Gather all lines in the entries that include the word "upper".

§ §

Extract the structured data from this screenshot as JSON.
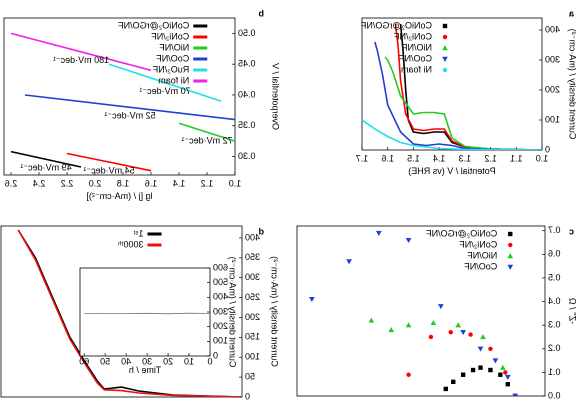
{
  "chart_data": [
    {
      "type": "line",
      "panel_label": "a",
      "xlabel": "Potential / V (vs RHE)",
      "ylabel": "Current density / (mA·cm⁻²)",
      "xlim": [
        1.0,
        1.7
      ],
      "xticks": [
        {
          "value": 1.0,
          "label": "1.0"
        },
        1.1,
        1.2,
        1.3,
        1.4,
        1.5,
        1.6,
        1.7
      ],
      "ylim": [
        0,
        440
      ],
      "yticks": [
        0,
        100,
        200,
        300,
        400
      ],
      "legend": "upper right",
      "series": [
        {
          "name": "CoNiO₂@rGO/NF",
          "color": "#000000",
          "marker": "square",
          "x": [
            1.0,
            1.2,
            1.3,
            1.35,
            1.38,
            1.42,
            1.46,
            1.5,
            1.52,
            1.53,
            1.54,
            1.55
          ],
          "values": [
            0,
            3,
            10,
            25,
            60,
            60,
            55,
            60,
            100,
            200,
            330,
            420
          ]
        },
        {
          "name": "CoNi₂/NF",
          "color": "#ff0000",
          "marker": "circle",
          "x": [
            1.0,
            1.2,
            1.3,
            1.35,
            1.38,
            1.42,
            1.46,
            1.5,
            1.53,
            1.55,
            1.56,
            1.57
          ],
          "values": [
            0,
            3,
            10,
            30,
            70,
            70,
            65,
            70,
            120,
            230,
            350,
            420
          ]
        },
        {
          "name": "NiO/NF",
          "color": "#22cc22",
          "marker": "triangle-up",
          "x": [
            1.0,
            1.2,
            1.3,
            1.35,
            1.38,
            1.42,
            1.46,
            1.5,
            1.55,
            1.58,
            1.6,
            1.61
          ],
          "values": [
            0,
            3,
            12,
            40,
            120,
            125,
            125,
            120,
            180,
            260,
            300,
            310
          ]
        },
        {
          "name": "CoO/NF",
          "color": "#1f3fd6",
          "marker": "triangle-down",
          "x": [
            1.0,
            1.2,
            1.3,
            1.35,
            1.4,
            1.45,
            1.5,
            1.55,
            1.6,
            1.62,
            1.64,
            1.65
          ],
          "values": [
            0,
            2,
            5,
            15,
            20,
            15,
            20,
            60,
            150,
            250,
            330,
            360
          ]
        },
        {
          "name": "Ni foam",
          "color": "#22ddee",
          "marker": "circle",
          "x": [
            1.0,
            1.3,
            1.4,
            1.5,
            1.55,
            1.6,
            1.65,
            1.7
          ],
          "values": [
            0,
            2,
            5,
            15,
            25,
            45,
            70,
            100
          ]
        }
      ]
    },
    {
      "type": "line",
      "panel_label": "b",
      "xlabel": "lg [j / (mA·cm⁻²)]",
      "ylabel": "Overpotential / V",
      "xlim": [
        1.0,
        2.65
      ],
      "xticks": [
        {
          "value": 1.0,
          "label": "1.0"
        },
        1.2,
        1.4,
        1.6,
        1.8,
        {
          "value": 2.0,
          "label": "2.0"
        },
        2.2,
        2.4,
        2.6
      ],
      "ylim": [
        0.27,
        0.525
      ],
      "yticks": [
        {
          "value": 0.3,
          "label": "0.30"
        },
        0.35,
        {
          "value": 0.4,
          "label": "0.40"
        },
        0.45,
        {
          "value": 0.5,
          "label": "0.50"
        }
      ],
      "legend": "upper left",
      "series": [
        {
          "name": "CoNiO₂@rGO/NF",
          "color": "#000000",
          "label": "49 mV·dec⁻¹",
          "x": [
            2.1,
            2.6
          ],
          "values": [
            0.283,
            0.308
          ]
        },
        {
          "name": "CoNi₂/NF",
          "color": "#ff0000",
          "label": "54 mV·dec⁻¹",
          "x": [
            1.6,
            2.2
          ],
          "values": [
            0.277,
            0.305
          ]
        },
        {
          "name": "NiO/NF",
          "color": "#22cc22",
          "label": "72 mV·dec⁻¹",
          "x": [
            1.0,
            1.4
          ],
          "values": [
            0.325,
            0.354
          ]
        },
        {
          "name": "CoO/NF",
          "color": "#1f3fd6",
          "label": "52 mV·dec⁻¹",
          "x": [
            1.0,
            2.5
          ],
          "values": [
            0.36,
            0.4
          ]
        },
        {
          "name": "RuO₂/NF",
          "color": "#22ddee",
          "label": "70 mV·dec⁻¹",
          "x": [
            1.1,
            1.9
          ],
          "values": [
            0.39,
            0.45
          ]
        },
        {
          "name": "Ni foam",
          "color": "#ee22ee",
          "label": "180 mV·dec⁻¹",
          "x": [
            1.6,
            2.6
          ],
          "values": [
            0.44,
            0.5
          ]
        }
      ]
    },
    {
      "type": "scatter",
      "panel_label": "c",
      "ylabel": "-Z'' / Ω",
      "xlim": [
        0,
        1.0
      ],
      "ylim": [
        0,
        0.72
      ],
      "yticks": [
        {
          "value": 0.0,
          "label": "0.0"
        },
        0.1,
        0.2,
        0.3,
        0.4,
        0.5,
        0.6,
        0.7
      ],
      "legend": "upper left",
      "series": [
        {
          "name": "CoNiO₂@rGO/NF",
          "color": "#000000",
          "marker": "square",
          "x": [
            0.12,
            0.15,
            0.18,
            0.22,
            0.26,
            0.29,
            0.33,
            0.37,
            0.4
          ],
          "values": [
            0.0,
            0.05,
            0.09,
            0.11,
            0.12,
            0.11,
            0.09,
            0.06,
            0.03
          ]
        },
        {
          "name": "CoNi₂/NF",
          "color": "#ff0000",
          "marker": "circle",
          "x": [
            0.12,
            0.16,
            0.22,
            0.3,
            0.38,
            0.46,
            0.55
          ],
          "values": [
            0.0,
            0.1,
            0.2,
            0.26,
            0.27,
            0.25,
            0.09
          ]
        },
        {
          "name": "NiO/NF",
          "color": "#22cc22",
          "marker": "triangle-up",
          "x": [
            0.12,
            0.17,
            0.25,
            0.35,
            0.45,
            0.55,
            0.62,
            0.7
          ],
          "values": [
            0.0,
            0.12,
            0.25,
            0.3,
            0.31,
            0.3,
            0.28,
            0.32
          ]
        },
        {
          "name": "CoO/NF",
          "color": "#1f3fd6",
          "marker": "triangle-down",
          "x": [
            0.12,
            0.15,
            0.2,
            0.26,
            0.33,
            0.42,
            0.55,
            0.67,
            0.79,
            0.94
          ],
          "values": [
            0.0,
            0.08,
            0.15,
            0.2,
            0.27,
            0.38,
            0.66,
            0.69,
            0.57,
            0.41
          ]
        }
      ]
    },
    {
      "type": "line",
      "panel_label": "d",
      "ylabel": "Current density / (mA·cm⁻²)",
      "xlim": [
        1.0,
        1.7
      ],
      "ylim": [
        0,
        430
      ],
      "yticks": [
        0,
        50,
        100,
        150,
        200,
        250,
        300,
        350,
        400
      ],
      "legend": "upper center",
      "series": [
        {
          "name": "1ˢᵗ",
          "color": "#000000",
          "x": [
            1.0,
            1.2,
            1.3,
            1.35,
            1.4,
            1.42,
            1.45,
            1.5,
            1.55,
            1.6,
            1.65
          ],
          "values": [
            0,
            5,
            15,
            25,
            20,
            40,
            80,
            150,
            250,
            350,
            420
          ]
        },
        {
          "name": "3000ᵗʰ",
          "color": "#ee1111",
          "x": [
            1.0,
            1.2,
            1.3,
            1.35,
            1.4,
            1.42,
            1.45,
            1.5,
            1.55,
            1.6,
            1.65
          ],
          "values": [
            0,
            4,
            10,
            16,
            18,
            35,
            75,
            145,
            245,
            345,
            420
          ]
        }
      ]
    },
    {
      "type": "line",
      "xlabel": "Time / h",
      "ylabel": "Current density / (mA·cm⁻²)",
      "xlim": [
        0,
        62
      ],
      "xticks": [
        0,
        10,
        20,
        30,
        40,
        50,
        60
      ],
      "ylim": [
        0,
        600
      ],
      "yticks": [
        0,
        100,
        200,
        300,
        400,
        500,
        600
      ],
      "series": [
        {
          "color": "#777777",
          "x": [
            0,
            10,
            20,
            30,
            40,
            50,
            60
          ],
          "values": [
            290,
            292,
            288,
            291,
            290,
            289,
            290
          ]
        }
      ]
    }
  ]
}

§ §

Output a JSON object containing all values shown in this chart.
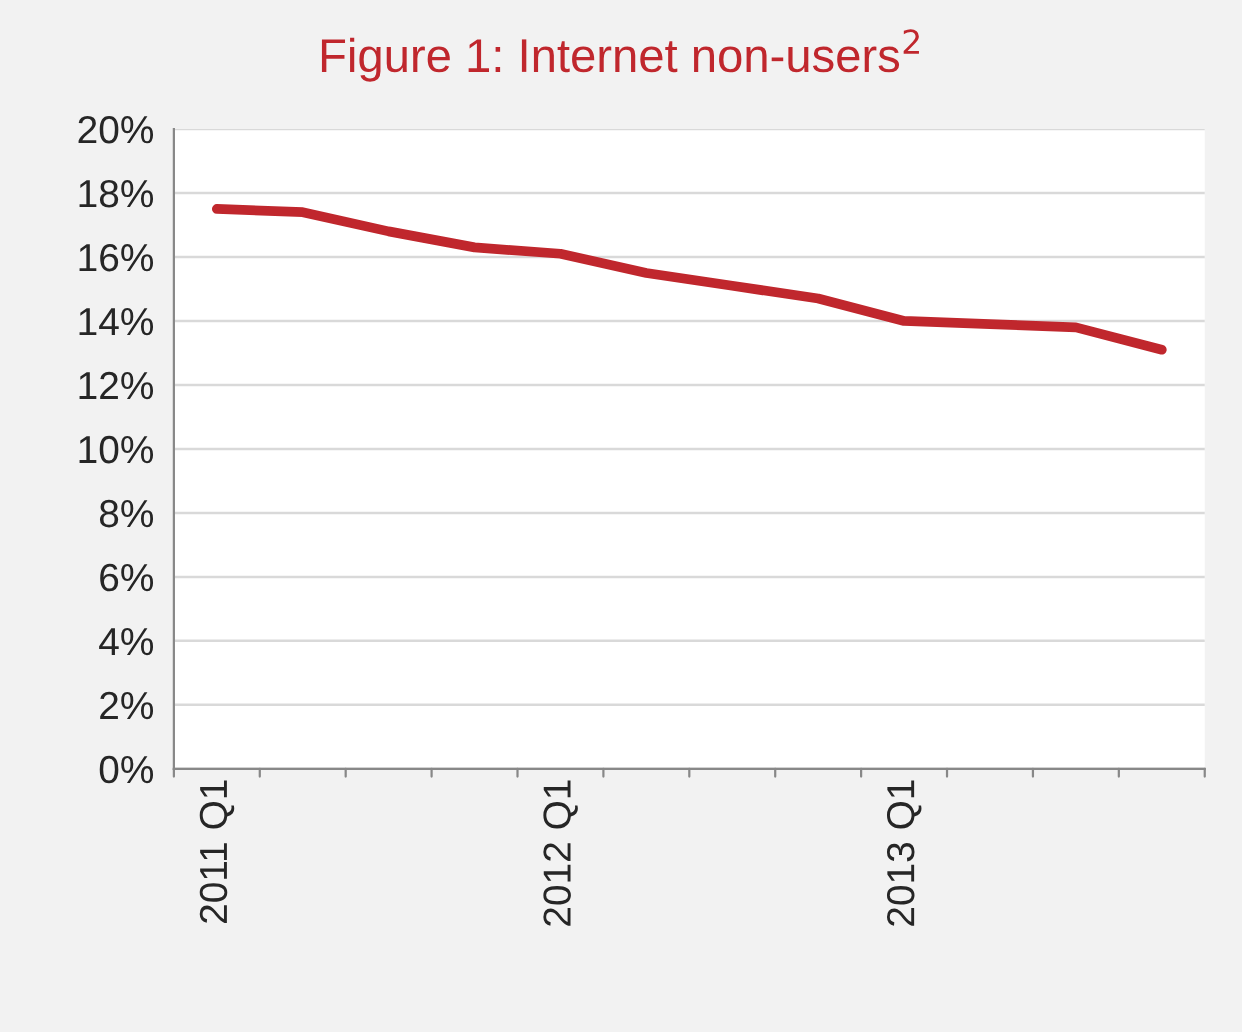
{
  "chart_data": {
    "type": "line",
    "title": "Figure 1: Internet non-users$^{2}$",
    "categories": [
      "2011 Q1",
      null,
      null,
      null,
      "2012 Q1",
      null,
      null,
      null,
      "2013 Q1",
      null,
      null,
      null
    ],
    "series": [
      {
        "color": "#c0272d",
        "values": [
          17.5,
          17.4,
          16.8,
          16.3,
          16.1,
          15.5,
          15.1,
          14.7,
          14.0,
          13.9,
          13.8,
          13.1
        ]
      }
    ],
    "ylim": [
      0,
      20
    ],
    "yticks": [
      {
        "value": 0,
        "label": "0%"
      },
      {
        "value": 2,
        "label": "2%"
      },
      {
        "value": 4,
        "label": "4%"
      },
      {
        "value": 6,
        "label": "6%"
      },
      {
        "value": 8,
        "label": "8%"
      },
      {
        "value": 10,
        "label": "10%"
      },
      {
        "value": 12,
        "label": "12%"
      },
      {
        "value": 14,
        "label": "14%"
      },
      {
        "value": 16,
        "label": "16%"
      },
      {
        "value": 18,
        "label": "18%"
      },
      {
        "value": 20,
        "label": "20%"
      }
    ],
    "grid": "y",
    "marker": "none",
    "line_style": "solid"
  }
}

§ §

**Exercise response**
      "legend": "upper right",
      "legend": "upper left",
      "legend": "upper left",
      "legend": "upper center",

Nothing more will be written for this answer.